* WORK TO COMPLETE
Give only the number of lines below that contain the word "title".

─── RAW RECORDS

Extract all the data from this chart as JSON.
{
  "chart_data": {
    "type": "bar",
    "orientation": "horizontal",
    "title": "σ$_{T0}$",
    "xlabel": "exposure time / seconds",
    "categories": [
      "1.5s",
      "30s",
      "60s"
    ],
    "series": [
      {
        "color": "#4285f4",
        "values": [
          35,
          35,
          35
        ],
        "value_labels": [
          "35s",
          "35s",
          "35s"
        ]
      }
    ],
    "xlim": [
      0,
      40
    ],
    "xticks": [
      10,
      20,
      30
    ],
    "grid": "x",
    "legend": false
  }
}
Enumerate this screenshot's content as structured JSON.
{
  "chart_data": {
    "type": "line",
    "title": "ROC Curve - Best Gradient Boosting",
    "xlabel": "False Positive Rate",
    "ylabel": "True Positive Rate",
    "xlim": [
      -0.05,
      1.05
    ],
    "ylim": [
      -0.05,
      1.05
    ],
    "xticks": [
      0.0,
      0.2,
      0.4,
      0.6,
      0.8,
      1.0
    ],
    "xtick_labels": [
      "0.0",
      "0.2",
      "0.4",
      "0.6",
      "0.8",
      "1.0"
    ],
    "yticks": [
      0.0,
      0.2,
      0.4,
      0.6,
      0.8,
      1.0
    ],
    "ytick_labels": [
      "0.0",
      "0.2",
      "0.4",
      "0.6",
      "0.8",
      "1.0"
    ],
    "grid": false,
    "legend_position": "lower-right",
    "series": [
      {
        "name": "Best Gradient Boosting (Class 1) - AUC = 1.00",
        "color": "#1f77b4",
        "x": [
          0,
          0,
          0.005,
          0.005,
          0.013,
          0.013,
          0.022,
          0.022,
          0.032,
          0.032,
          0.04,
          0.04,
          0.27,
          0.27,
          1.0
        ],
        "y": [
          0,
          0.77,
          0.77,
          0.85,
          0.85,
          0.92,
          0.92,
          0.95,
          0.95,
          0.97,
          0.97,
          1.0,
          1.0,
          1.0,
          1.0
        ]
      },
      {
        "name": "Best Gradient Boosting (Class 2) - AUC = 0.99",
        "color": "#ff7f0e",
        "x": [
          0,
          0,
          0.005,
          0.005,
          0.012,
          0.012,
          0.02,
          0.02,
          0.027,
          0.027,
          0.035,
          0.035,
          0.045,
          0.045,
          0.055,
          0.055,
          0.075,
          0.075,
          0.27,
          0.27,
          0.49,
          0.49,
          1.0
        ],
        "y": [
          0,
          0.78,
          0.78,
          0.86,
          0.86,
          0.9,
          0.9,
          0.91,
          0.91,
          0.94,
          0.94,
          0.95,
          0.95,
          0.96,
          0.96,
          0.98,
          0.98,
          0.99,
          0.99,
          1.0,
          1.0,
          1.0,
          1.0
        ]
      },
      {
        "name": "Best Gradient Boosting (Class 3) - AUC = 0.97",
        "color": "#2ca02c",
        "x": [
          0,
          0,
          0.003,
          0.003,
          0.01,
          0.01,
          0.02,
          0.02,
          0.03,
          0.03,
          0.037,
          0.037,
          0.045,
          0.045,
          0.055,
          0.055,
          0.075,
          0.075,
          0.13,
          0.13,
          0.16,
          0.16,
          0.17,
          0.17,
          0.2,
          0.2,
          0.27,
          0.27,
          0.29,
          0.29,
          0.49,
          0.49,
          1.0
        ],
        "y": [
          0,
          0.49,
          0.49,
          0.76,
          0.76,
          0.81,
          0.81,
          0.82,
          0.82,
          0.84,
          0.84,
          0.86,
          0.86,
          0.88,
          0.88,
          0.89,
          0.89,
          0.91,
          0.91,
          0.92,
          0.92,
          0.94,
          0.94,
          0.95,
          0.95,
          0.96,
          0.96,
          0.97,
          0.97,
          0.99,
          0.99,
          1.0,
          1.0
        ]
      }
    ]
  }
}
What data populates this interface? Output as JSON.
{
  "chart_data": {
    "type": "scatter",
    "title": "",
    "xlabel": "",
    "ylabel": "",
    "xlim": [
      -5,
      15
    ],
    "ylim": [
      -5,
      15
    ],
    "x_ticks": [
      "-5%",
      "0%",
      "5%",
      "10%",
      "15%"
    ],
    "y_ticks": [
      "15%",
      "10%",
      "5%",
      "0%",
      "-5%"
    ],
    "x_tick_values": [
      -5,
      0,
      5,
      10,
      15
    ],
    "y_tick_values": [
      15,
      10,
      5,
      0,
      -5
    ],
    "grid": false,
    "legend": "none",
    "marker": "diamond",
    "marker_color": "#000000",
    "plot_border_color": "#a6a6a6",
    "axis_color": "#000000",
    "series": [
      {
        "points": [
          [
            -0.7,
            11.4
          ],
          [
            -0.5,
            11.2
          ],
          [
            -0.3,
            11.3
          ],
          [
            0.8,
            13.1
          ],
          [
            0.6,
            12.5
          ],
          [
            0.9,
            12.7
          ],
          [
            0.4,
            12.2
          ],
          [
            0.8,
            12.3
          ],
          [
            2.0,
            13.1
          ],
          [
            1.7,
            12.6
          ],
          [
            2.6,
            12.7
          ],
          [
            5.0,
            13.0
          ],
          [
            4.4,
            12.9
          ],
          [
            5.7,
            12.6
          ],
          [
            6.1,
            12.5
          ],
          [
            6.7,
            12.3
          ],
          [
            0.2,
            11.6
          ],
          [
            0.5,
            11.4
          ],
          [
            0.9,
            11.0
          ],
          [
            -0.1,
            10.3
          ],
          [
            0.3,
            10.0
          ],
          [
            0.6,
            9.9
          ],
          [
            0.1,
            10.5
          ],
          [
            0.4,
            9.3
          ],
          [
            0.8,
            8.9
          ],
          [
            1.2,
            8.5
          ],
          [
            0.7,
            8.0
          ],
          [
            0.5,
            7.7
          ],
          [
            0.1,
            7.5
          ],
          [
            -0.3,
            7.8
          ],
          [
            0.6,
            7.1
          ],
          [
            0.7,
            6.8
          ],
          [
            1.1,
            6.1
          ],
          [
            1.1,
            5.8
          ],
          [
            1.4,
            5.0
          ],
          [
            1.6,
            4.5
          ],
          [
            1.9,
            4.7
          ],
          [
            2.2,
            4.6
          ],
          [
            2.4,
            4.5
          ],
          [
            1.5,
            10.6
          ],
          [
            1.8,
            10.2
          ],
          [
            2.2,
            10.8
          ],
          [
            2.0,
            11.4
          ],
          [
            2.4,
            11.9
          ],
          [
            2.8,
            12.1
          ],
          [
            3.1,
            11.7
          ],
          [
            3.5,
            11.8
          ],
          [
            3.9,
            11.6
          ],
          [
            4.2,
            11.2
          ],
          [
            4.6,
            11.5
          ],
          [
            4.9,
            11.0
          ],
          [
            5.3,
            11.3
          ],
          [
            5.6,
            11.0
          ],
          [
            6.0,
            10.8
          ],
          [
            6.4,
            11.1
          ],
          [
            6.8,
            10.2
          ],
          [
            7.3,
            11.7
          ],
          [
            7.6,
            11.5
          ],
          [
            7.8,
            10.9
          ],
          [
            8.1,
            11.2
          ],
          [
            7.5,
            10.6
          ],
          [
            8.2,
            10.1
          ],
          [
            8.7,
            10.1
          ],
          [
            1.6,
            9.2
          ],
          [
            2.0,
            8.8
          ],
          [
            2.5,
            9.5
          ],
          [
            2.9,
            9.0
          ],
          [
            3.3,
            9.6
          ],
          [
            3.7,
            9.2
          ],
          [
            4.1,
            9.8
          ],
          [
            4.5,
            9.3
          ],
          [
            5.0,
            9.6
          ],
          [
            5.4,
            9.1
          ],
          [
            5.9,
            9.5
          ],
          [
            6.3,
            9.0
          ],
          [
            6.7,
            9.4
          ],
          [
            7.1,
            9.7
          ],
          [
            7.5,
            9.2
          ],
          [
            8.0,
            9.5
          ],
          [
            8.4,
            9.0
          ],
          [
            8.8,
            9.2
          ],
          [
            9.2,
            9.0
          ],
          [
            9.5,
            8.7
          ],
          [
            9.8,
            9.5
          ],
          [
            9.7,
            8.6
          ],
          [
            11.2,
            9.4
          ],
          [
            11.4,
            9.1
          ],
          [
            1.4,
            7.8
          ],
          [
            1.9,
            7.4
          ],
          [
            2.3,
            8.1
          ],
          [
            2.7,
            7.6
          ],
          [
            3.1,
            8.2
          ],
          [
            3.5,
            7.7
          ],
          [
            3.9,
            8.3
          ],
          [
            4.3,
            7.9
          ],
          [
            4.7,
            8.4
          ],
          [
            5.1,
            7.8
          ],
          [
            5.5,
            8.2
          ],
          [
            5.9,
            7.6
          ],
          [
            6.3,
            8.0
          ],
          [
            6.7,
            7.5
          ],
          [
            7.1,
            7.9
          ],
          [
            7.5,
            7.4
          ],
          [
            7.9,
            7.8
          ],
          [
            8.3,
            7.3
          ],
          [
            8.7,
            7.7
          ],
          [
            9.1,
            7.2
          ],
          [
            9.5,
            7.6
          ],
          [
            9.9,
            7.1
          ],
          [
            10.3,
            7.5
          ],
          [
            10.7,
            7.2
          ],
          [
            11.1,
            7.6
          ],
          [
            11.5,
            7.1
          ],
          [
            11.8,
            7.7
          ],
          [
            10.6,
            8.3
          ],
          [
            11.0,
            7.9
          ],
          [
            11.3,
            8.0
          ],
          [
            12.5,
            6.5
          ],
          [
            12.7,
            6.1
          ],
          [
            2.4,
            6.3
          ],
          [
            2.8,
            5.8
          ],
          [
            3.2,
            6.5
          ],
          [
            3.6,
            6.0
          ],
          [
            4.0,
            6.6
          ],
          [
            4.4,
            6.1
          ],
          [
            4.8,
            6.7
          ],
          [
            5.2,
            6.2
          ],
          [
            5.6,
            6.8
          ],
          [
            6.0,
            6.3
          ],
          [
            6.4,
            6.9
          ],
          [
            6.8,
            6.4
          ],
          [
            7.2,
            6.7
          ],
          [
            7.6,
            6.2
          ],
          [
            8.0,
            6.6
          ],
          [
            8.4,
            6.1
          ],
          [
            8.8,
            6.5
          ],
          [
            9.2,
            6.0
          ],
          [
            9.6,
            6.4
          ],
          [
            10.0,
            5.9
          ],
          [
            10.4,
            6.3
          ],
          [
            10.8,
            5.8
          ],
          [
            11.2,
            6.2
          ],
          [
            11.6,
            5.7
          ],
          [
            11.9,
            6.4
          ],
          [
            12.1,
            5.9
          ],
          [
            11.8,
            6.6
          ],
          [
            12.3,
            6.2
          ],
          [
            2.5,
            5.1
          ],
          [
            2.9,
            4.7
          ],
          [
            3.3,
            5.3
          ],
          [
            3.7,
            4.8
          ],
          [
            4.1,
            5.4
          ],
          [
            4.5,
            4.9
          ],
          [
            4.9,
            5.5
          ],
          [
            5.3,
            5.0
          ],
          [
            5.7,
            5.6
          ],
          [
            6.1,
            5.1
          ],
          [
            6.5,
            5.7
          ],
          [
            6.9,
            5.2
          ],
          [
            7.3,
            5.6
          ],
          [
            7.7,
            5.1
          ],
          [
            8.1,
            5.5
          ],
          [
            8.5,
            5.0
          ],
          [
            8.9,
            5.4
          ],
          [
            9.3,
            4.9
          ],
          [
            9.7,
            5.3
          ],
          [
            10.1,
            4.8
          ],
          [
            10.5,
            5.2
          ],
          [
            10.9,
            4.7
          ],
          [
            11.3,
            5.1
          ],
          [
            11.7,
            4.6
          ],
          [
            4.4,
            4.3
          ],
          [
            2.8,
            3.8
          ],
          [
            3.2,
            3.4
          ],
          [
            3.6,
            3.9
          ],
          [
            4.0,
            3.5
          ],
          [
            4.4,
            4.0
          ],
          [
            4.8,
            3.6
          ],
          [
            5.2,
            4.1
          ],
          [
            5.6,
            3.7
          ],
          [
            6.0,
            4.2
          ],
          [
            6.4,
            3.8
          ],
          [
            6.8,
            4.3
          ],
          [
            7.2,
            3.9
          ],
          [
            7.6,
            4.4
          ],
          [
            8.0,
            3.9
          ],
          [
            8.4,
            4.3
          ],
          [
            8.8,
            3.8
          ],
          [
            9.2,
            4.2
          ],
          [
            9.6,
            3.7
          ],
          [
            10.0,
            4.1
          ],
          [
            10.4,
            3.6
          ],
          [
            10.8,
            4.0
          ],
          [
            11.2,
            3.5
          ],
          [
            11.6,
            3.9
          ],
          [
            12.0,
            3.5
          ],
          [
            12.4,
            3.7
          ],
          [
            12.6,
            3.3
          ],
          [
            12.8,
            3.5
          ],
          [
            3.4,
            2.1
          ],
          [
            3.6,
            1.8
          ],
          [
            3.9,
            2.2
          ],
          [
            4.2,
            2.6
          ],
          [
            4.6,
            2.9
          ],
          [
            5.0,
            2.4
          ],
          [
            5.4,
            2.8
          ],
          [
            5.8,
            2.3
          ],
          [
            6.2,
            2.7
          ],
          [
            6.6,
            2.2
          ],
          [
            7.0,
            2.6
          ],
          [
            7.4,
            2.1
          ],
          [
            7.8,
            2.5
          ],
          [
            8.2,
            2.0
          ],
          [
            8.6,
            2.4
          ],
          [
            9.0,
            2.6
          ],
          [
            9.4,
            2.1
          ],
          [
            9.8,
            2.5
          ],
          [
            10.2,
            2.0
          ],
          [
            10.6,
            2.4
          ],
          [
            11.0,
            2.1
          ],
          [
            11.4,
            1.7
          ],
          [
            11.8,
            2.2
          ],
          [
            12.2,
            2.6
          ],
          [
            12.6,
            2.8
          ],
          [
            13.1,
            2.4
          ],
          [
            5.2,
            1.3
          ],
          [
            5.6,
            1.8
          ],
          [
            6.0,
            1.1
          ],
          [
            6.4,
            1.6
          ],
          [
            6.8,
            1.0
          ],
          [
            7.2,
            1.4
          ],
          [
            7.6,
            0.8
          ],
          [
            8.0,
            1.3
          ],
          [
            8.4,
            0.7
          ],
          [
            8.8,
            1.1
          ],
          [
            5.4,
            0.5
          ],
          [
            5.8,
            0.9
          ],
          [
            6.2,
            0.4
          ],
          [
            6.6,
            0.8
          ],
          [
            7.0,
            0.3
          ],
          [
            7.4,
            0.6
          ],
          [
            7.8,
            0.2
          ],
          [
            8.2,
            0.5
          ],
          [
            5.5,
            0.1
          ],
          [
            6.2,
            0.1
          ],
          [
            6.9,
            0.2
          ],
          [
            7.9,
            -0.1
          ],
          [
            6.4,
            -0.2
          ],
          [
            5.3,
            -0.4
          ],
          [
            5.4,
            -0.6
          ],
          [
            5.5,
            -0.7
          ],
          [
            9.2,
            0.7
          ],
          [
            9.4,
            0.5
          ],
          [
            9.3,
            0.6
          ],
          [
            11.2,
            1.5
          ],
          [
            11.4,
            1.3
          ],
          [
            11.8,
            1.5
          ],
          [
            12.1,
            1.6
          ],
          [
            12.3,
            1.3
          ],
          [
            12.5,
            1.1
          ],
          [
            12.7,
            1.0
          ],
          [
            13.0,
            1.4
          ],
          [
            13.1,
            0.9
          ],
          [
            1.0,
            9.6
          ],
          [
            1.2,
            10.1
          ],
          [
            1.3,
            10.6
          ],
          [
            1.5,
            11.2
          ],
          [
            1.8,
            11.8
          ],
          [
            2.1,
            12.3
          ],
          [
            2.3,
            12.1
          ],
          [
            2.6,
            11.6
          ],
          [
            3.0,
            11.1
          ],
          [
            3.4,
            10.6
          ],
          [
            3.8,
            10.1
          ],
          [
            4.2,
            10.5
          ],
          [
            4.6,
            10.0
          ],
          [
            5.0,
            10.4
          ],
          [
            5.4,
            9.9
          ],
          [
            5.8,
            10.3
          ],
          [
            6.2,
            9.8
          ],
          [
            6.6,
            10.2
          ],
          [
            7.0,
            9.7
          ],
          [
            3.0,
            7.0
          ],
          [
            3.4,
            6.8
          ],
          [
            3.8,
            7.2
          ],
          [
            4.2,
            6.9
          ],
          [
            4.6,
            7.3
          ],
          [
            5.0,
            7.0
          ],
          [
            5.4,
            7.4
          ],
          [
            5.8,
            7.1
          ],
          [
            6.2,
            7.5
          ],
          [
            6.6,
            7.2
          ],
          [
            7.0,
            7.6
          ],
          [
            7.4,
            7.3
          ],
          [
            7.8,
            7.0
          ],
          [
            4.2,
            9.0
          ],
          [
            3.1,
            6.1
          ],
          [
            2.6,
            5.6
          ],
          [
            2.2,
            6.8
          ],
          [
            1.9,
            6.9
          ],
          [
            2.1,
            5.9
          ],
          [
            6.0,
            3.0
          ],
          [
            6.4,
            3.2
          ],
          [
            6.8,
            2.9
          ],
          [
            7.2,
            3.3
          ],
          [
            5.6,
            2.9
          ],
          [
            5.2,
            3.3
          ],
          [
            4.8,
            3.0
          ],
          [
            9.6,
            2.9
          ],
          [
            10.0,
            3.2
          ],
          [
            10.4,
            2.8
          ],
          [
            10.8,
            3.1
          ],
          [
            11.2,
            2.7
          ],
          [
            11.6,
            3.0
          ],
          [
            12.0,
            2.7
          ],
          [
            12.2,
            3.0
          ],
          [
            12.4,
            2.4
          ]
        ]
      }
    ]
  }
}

──────

* FULL RESPONSE
3